═════ SUPPLIED DATA
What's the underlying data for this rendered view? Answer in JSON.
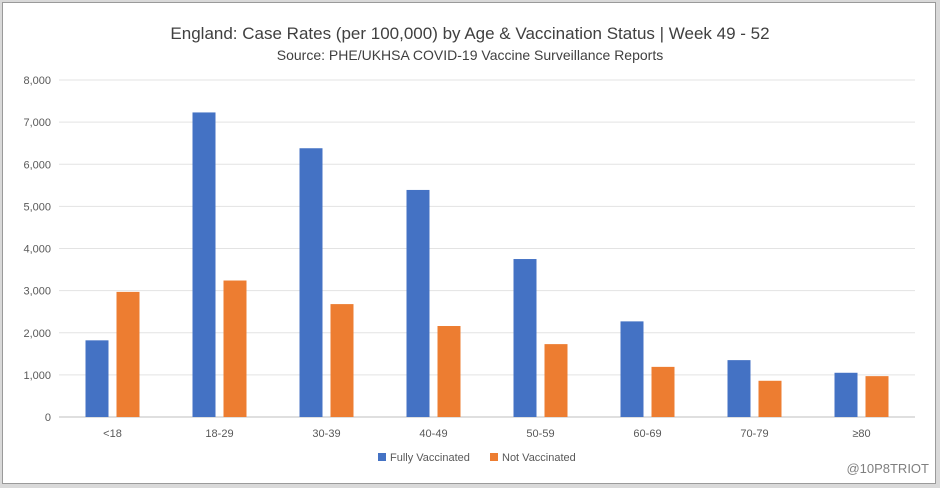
{
  "chart_data": {
    "type": "bar",
    "title": "England: Case Rates (per 100,000) by Age & Vaccination Status | Week 49 - 52",
    "subtitle": "Source: PHE/UKHSA COVID-19 Vaccine Surveillance Reports",
    "xlabel": "",
    "ylabel": "",
    "ylim": [
      0,
      8000
    ],
    "y_ticks": [
      "0",
      "1,000",
      "2,000",
      "3,000",
      "4,000",
      "5,000",
      "6,000",
      "7,000",
      "8,000"
    ],
    "y_tick_values": [
      0,
      1000,
      2000,
      3000,
      4000,
      5000,
      6000,
      7000,
      8000
    ],
    "grid": true,
    "legend_position": "bottom",
    "categories": [
      "<18",
      "18-29",
      "30-39",
      "40-49",
      "50-59",
      "60-69",
      "70-79",
      "≥80"
    ],
    "series": [
      {
        "name": "Fully Vaccinated",
        "color": "#4472c4",
        "values": [
          1820,
          7230,
          6380,
          5390,
          3750,
          2270,
          1350,
          1050
        ]
      },
      {
        "name": "Not Vaccinated",
        "color": "#ed7d31",
        "values": [
          2970,
          3240,
          2680,
          2160,
          1730,
          1190,
          860,
          970
        ]
      }
    ]
  },
  "watermark": "@10P8TRIOT"
}
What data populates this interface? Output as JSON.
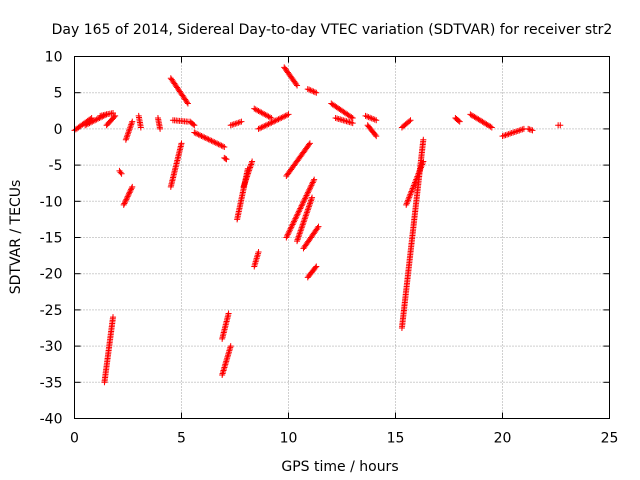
{
  "chart_data": {
    "type": "scatter",
    "title": "Day 165 of 2014, Sidereal Day-to-day VTEC variation (SDTVAR) for receiver str2",
    "xlabel": "GPS time / hours",
    "ylabel": "SDTVAR / TECUs",
    "xlim": [
      0,
      25
    ],
    "ylim": [
      -40,
      10
    ],
    "xticks": [
      "0",
      "5",
      "10",
      "15",
      "20",
      "25"
    ],
    "yticks": [
      "10",
      "5",
      "0",
      "-5",
      "-10",
      "-15",
      "-20",
      "-25",
      "-30",
      "-35",
      "-40"
    ],
    "grid": true,
    "marker": "+",
    "color": "#ff0000",
    "series": [
      {
        "name": "str2",
        "segments": [
          {
            "x": [
              0.0,
              0.8
            ],
            "y": [
              -0.2,
              1.5
            ]
          },
          {
            "x": [
              0.5,
              1.5
            ],
            "y": [
              0.5,
              2.0
            ]
          },
          {
            "x": [
              1.2,
              1.8
            ],
            "y": [
              1.8,
              2.2
            ]
          },
          {
            "x": [
              1.5,
              1.9
            ],
            "y": [
              0.5,
              1.8
            ]
          },
          {
            "x": [
              1.4,
              1.8
            ],
            "y": [
              -35.0,
              -26.0
            ]
          },
          {
            "x": [
              2.1,
              2.2
            ],
            "y": [
              -5.8,
              -6.2
            ]
          },
          {
            "x": [
              2.3,
              2.7
            ],
            "y": [
              -10.5,
              -8.0
            ]
          },
          {
            "x": [
              2.4,
              2.7
            ],
            "y": [
              -1.5,
              1.0
            ]
          },
          {
            "x": [
              3.0,
              3.1
            ],
            "y": [
              1.8,
              0.2
            ]
          },
          {
            "x": [
              3.9,
              4.0
            ],
            "y": [
              1.5,
              0.0
            ]
          },
          {
            "x": [
              4.5,
              5.3
            ],
            "y": [
              7.0,
              3.5
            ]
          },
          {
            "x": [
              4.5,
              5.0
            ],
            "y": [
              -8.0,
              -2.0
            ]
          },
          {
            "x": [
              4.6,
              5.3
            ],
            "y": [
              1.2,
              1.0
            ]
          },
          {
            "x": [
              5.4,
              5.6
            ],
            "y": [
              1.0,
              0.5
            ]
          },
          {
            "x": [
              5.6,
              7.0
            ],
            "y": [
              -0.5,
              -2.5
            ]
          },
          {
            "x": [
              6.9,
              7.3
            ],
            "y": [
              -34.0,
              -30.0
            ]
          },
          {
            "x": [
              6.9,
              7.2
            ],
            "y": [
              -29.0,
              -25.5
            ]
          },
          {
            "x": [
              7.0,
              7.1
            ],
            "y": [
              -4.0,
              -4.2
            ]
          },
          {
            "x": [
              7.3,
              7.8
            ],
            "y": [
              0.5,
              1.0
            ]
          },
          {
            "x": [
              7.6,
              8.1
            ],
            "y": [
              -12.5,
              -5.5
            ]
          },
          {
            "x": [
              7.9,
              8.3
            ],
            "y": [
              -8.0,
              -4.5
            ]
          },
          {
            "x": [
              8.4,
              8.6
            ],
            "y": [
              -19.0,
              -17.0
            ]
          },
          {
            "x": [
              8.4,
              9.2
            ],
            "y": [
              2.8,
              1.5
            ]
          },
          {
            "x": [
              8.6,
              10.0
            ],
            "y": [
              0.0,
              2.0
            ]
          },
          {
            "x": [
              9.8,
              10.4
            ],
            "y": [
              8.5,
              6.0
            ]
          },
          {
            "x": [
              9.9,
              11.0
            ],
            "y": [
              -6.5,
              -2.0
            ]
          },
          {
            "x": [
              9.9,
              11.2
            ],
            "y": [
              -15.0,
              -7.0
            ]
          },
          {
            "x": [
              10.4,
              11.1
            ],
            "y": [
              -15.5,
              -9.5
            ]
          },
          {
            "x": [
              10.7,
              11.4
            ],
            "y": [
              -16.5,
              -13.5
            ]
          },
          {
            "x": [
              10.9,
              11.3
            ],
            "y": [
              -20.5,
              -19.0
            ]
          },
          {
            "x": [
              10.9,
              11.3
            ],
            "y": [
              5.5,
              5.0
            ]
          },
          {
            "x": [
              12.0,
              13.0
            ],
            "y": [
              3.5,
              1.5
            ]
          },
          {
            "x": [
              12.2,
              13.0
            ],
            "y": [
              1.5,
              0.8
            ]
          },
          {
            "x": [
              13.6,
              14.1
            ],
            "y": [
              1.8,
              1.2
            ]
          },
          {
            "x": [
              13.7,
              14.1
            ],
            "y": [
              0.5,
              -1.0
            ]
          },
          {
            "x": [
              15.3,
              16.3
            ],
            "y": [
              -27.5,
              -1.5
            ]
          },
          {
            "x": [
              15.5,
              16.3
            ],
            "y": [
              -10.5,
              -4.5
            ]
          },
          {
            "x": [
              15.3,
              15.7
            ],
            "y": [
              0.2,
              1.2
            ]
          },
          {
            "x": [
              17.8,
              18.0
            ],
            "y": [
              1.5,
              1.0
            ]
          },
          {
            "x": [
              18.5,
              19.5
            ],
            "y": [
              2.0,
              0.2
            ]
          },
          {
            "x": [
              20.0,
              21.0
            ],
            "y": [
              -1.0,
              0.0
            ]
          },
          {
            "x": [
              21.2,
              21.4
            ],
            "y": [
              0.0,
              -0.2
            ]
          },
          {
            "x": [
              22.6,
              22.7
            ],
            "y": [
              0.5,
              0.5
            ]
          }
        ]
      }
    ]
  }
}
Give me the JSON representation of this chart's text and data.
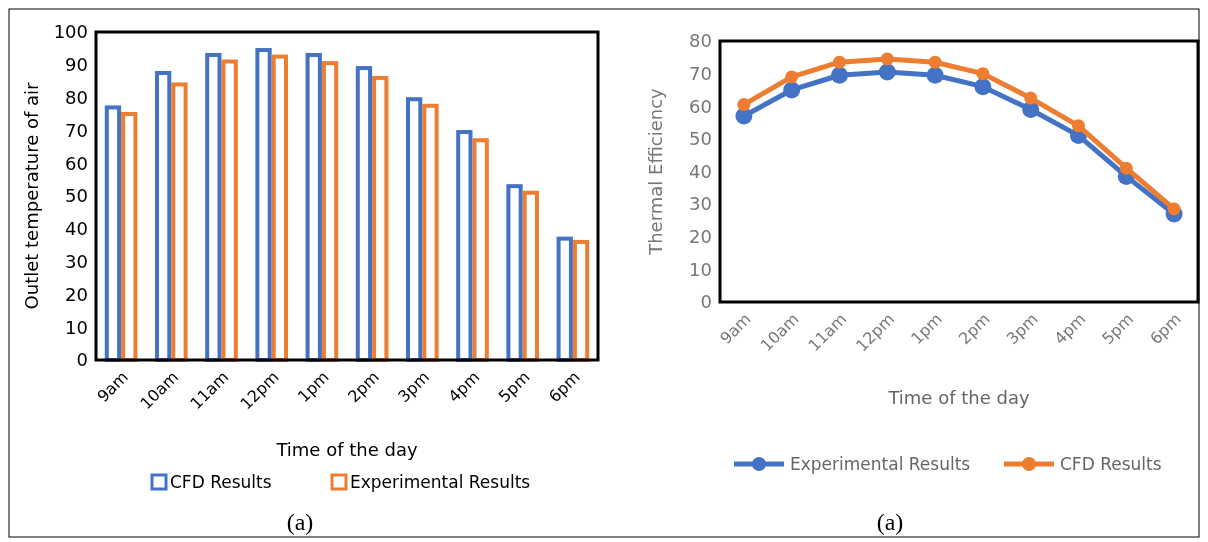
══════════
» REQUIREMENT
Print every entry above again without changing a word, and omit the pictures.

» CORRECT RESPONSE
What's the underlying data for this rendered view? Answer in JSON.
{
  "chart_data": {
    "type": "bar",
    "title": "England: Case Rates (per 100,000) by Age & Vaccination Status | Week 49 - 52",
    "subtitle": "Source: PHE/UKHSA COVID-19 Vaccine Surveillance Reports",
    "xlabel": "",
    "ylabel": "",
    "ylim": [
      0,
      8000
    ],
    "y_ticks": [
      "0",
      "1,000",
      "2,000",
      "3,000",
      "4,000",
      "5,000",
      "6,000",
      "7,000",
      "8,000"
    ],
    "y_tick_values": [
      0,
      1000,
      2000,
      3000,
      4000,
      5000,
      6000,
      7000,
      8000
    ],
    "grid": true,
    "legend_position": "bottom",
    "categories": [
      "<18",
      "18-29",
      "30-39",
      "40-49",
      "50-59",
      "60-69",
      "70-79",
      "≥80"
    ],
    "series": [
      {
        "name": "Fully Vaccinated",
        "color": "#4472c4",
        "values": [
          1820,
          7230,
          6380,
          5390,
          3750,
          2270,
          1350,
          1050
        ]
      },
      {
        "name": "Not Vaccinated",
        "color": "#ed7d31",
        "values": [
          2970,
          3240,
          2680,
          2160,
          1730,
          1190,
          860,
          970
        ]
      }
    ]
  },
  "watermark": "@10P8TRIOT"
}
What data populates this interface? Output as JSON.
{
  "chart_data": {
    "type": "scatter",
    "title": "Day 165 of 2014, Sidereal Day-to-day VTEC variation (SDTVAR) for receiver str2",
    "xlabel": "GPS time / hours",
    "ylabel": "SDTVAR / TECUs",
    "xlim": [
      0,
      25
    ],
    "ylim": [
      -40,
      10
    ],
    "xticks": [
      "0",
      "5",
      "10",
      "15",
      "20",
      "25"
    ],
    "yticks": [
      "10",
      "5",
      "0",
      "-5",
      "-10",
      "-15",
      "-20",
      "-25",
      "-30",
      "-35",
      "-40"
    ],
    "grid": true,
    "marker": "+",
    "color": "#ff0000",
    "series": [
      {
        "name": "str2",
        "segments": [
          {
            "x": [
              0.0,
              0.8
            ],
            "y": [
              -0.2,
              1.5
            ]
          },
          {
            "x": [
              0.5,
              1.5
            ],
            "y": [
              0.5,
              2.0
            ]
          },
          {
            "x": [
              1.2,
              1.8
            ],
            "y": [
              1.8,
              2.2
            ]
          },
          {
            "x": [
              1.5,
              1.9
            ],
            "y": [
              0.5,
              1.8
            ]
          },
          {
            "x": [
              1.4,
              1.8
            ],
            "y": [
              -35.0,
              -26.0
            ]
          },
          {
            "x": [
              2.1,
              2.2
            ],
            "y": [
              -5.8,
              -6.2
            ]
          },
          {
            "x": [
              2.3,
              2.7
            ],
            "y": [
              -10.5,
              -8.0
            ]
          },
          {
            "x": [
              2.4,
              2.7
            ],
            "y": [
              -1.5,
              1.0
            ]
          },
          {
            "x": [
              3.0,
              3.1
            ],
            "y": [
              1.8,
              0.2
            ]
          },
          {
            "x": [
              3.9,
              4.0
            ],
            "y": [
              1.5,
              0.0
            ]
          },
          {
            "x": [
              4.5,
              5.3
            ],
            "y": [
              7.0,
              3.5
            ]
          },
          {
            "x": [
              4.5,
              5.0
            ],
            "y": [
              -8.0,
              -2.0
            ]
          },
          {
            "x": [
              4.6,
              5.3
            ],
            "y": [
              1.2,
              1.0
            ]
          },
          {
            "x": [
              5.4,
              5.6
            ],
            "y": [
              1.0,
              0.5
            ]
          },
          {
            "x": [
              5.6,
              7.0
            ],
            "y": [
              -0.5,
              -2.5
            ]
          },
          {
            "x": [
              6.9,
              7.3
            ],
            "y": [
              -34.0,
              -30.0
            ]
          },
          {
            "x": [
              6.9,
              7.2
            ],
            "y": [
              -29.0,
              -25.5
            ]
          },
          {
            "x": [
              7.0,
              7.1
            ],
            "y": [
              -4.0,
              -4.2
            ]
          },
          {
            "x": [
              7.3,
              7.8
            ],
            "y": [
              0.5,
              1.0
            ]
          },
          {
            "x": [
              7.6,
              8.1
            ],
            "y": [
              -12.5,
              -5.5
            ]
          },
          {
            "x": [
              7.9,
              8.3
            ],
            "y": [
              -8.0,
              -4.5
            ]
          },
          {
            "x": [
              8.4,
              8.6
            ],
            "y": [
              -19.0,
              -17.0
            ]
          },
          {
            "x": [
              8.4,
              9.2
            ],
            "y": [
              2.8,
              1.5
            ]
          },
          {
            "x": [
              8.6,
              10.0
            ],
            "y": [
              0.0,
              2.0
            ]
          },
          {
            "x": [
              9.8,
              10.4
            ],
            "y": [
              8.5,
              6.0
            ]
          },
          {
            "x": [
              9.9,
              11.0
            ],
            "y": [
              -6.5,
              -2.0
            ]
          },
          {
            "x": [
              9.9,
              11.2
            ],
            "y": [
              -15.0,
              -7.0
            ]
          },
          {
            "x": [
              10.4,
              11.1
            ],
            "y": [
              -15.5,
              -9.5
            ]
          },
          {
            "x": [
              10.7,
              11.4
            ],
            "y": [
              -16.5,
              -13.5
            ]
          },
          {
            "x": [
              10.9,
              11.3
            ],
            "y": [
              -20.5,
              -19.0
            ]
          },
          {
            "x": [
              10.9,
              11.3
            ],
            "y": [
              5.5,
              5.0
            ]
          },
          {
            "x": [
              12.0,
              13.0
            ],
            "y": [
              3.5,
              1.5
            ]
          },
          {
            "x": [
              12.2,
              13.0
            ],
            "y": [
              1.5,
              0.8
            ]
          },
          {
            "x": [
              13.6,
              14.1
            ],
            "y": [
              1.8,
              1.2
            ]
          },
          {
            "x": [
              13.7,
              14.1
            ],
            "y": [
              0.5,
              -1.0
            ]
          },
          {
            "x": [
              15.3,
              16.3
            ],
            "y": [
              -27.5,
              -1.5
            ]
          },
          {
            "x": [
              15.5,
              16.3
            ],
            "y": [
              -10.5,
              -4.5
            ]
          },
          {
            "x": [
              15.3,
              15.7
            ],
            "y": [
              0.2,
              1.2
            ]
          },
          {
            "x": [
              17.8,
              18.0
            ],
            "y": [
              1.5,
              1.0
            ]
          },
          {
            "x": [
              18.5,
              19.5
            ],
            "y": [
              2.0,
              0.2
            ]
          },
          {
            "x": [
              20.0,
              21.0
            ],
            "y": [
              -1.0,
              0.0
            ]
          },
          {
            "x": [
              21.2,
              21.4
            ],
            "y": [
              0.0,
              -0.2
            ]
          },
          {
            "x": [
              22.6,
              22.7
            ],
            "y": [
              0.5,
              0.5
            ]
          }
        ]
      }
    ]
  }
}
Give me the JSON representation of this chart's text and data.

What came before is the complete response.